··· Records provided ···

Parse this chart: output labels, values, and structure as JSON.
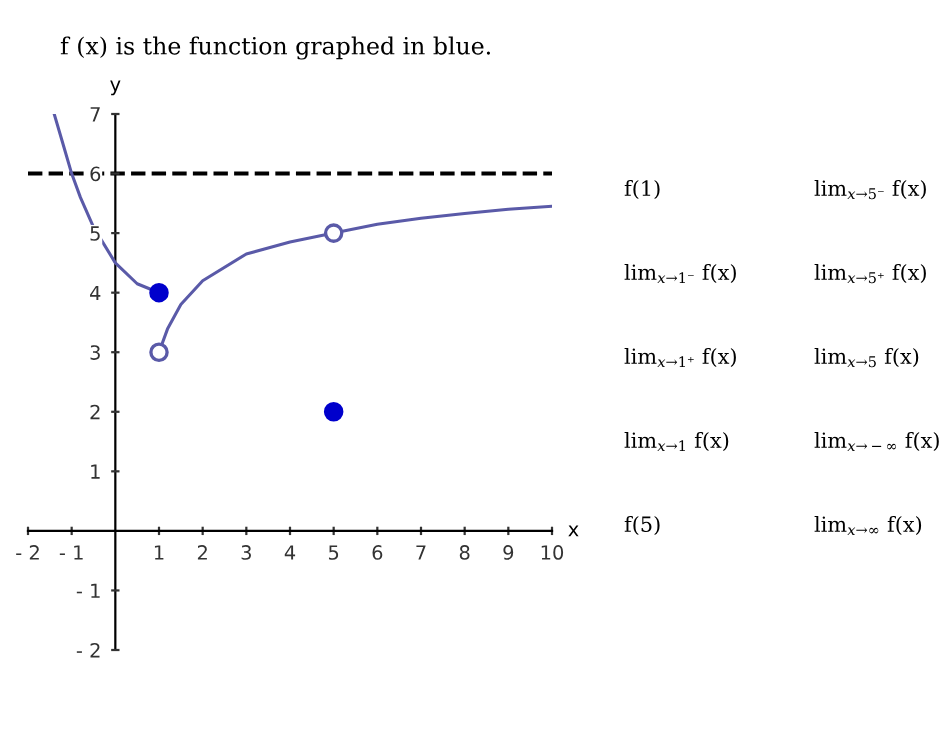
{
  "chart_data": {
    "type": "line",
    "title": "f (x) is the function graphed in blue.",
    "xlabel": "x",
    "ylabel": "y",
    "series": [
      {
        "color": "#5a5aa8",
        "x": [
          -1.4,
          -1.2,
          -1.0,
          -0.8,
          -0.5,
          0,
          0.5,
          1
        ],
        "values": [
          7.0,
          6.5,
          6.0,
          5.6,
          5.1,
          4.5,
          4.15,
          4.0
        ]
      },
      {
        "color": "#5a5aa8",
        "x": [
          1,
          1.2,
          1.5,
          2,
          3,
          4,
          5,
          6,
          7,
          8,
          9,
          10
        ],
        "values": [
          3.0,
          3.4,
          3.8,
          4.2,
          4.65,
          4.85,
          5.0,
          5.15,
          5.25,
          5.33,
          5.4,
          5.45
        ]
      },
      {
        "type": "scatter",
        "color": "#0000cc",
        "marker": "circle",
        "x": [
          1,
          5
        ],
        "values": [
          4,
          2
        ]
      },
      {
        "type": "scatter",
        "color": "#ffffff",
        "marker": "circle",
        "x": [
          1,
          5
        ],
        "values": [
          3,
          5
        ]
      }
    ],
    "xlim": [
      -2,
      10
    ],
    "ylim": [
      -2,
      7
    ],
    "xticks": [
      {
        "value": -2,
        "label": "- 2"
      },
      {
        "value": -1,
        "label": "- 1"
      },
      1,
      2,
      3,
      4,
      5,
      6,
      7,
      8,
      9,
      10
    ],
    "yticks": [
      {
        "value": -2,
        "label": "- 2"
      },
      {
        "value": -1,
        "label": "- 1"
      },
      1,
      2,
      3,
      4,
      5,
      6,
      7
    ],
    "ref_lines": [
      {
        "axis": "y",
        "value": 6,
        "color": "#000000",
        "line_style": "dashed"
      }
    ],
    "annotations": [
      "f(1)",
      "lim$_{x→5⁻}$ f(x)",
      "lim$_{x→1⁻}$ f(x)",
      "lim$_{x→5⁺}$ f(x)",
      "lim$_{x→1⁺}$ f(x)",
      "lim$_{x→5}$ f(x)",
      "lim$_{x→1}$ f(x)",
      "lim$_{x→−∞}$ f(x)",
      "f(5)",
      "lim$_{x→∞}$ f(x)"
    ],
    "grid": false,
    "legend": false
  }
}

···

# Direction
The records above need to be restated word for word, with the pictures left out.

# Exercise response
Parse this chart: output labels, values, and structure as JSON.
{
  "chart_data": {
    "type": "line",
    "title": "f (x) is the function graphed in blue.",
    "xlabel": "x",
    "ylabel": "y",
    "series": [
      {
        "color": "#5a5aa8",
        "x": [
          -1.4,
          -1.2,
          -1.0,
          -0.8,
          -0.5,
          0,
          0.5,
          1
        ],
        "values": [
          7.0,
          6.5,
          6.0,
          5.6,
          5.1,
          4.5,
          4.15,
          4.0
        ]
      },
      {
        "color": "#5a5aa8",
        "x": [
          1,
          1.2,
          1.5,
          2,
          3,
          4,
          5,
          6,
          7,
          8,
          9,
          10
        ],
        "values": [
          3.0,
          3.4,
          3.8,
          4.2,
          4.65,
          4.85,
          5.0,
          5.15,
          5.25,
          5.33,
          5.4,
          5.45
        ]
      },
      {
        "type": "scatter",
        "color": "#0000cc",
        "marker": "circle",
        "x": [
          1,
          5
        ],
        "values": [
          4,
          2
        ]
      },
      {
        "type": "scatter",
        "color": "#ffffff",
        "marker": "circle",
        "x": [
          1,
          5
        ],
        "values": [
          3,
          5
        ]
      }
    ],
    "xlim": [
      -2,
      10
    ],
    "ylim": [
      -2,
      7
    ],
    "xticks": [
      {
        "value": -2,
        "label": "- 2"
      },
      {
        "value": -1,
        "label": "- 1"
      },
      1,
      2,
      3,
      4,
      5,
      6,
      7,
      8,
      9,
      10
    ],
    "yticks": [
      {
        "value": -2,
        "label": "- 2"
      },
      {
        "value": -1,
        "label": "- 1"
      },
      1,
      2,
      3,
      4,
      5,
      6,
      7
    ],
    "ref_lines": [
      {
        "axis": "y",
        "value": 6,
        "color": "#000000",
        "line_style": "dashed"
      }
    ],
    "annotations": [
      "f(1)",
      "lim$_{x→5⁻}$ f(x)",
      "lim$_{x→1⁻}$ f(x)",
      "lim$_{x→5⁺}$ f(x)",
      "lim$_{x→1⁺}$ f(x)",
      "lim$_{x→5}$ f(x)",
      "lim$_{x→1}$ f(x)",
      "lim$_{x→−∞}$ f(x)",
      "f(5)",
      "lim$_{x→∞}$ f(x)"
    ],
    "grid": false,
    "legend": false
  }
}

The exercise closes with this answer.